Замените во всех записях «5:07 PM» на «9:41 AM» и приведите записи полностью, не внося других изменений.

═════ Исходные данные ═════

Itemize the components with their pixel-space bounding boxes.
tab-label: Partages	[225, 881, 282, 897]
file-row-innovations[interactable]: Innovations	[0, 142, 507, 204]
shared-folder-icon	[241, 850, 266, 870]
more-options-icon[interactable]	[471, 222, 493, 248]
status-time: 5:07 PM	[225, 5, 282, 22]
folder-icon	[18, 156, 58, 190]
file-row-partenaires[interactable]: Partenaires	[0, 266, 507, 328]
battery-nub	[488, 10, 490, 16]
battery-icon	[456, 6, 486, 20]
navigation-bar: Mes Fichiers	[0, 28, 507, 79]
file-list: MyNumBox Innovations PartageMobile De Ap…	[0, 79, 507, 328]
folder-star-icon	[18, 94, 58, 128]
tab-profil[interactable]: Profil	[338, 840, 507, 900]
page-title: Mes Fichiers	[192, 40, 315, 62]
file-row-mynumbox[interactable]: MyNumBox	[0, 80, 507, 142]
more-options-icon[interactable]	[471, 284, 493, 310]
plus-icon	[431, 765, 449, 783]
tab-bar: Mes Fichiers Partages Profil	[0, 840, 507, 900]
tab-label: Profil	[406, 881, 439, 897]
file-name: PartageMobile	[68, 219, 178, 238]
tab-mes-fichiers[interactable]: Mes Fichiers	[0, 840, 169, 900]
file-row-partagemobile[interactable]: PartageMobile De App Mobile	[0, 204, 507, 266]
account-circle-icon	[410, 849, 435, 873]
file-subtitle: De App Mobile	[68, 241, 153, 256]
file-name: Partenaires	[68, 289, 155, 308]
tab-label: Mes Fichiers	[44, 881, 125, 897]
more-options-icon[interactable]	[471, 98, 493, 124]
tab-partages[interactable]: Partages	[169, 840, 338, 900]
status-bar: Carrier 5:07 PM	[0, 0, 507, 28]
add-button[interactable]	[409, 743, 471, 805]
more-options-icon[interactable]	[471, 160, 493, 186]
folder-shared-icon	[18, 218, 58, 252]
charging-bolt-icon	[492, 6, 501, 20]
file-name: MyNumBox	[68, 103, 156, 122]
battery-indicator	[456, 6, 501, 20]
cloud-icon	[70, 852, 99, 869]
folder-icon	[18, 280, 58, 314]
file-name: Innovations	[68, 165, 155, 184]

═════

## Решение задачи
Itemize the components with their pixel-space bounding boxes.
tab-label: Partages	[225, 881, 282, 897]
file-row-innovations[interactable]: Innovations	[0, 142, 507, 204]
shared-folder-icon	[241, 850, 266, 870]
more-options-icon[interactable]	[471, 222, 493, 248]
status-time: 9:41 AM	[225, 5, 282, 22]
folder-icon	[18, 156, 58, 190]
file-row-partenaires[interactable]: Partenaires	[0, 266, 507, 328]
battery-nub	[488, 10, 490, 16]
battery-icon	[456, 6, 486, 20]
navigation-bar: Mes Fichiers	[0, 28, 507, 79]
file-list: MyNumBox Innovations PartageMobile De Ap…	[0, 79, 507, 328]
folder-star-icon	[18, 94, 58, 128]
tab-profil[interactable]: Profil	[338, 840, 507, 900]
page-title: Mes Fichiers	[192, 40, 315, 62]
file-row-mynumbox[interactable]: MyNumBox	[0, 80, 507, 142]
more-options-icon[interactable]	[471, 284, 493, 310]
plus-icon	[431, 765, 449, 783]
tab-bar: Mes Fichiers Partages Profil	[0, 840, 507, 900]
tab-label: Profil	[406, 881, 439, 897]
file-name: PartageMobile	[68, 219, 178, 238]
tab-mes-fichiers[interactable]: Mes Fichiers	[0, 840, 169, 900]
file-row-partagemobile[interactable]: PartageMobile De App Mobile	[0, 204, 507, 266]
account-circle-icon	[410, 849, 435, 873]
file-subtitle: De App Mobile	[68, 241, 153, 256]
file-name: Partenaires	[68, 289, 155, 308]
tab-label: Mes Fichiers	[44, 881, 125, 897]
more-options-icon[interactable]	[471, 98, 493, 124]
tab-partages[interactable]: Partages	[169, 840, 338, 900]
status-bar: Carrier 9:41 AM	[0, 0, 507, 28]
add-button[interactable]	[409, 743, 471, 805]
more-options-icon[interactable]	[471, 160, 493, 186]
folder-shared-icon	[18, 218, 58, 252]
charging-bolt-icon	[492, 6, 501, 20]
file-name: MyNumBox	[68, 103, 156, 122]
battery-indicator	[456, 6, 501, 20]
cloud-icon	[70, 852, 99, 869]
folder-icon	[18, 280, 58, 314]
file-name: Innovations	[68, 165, 155, 184]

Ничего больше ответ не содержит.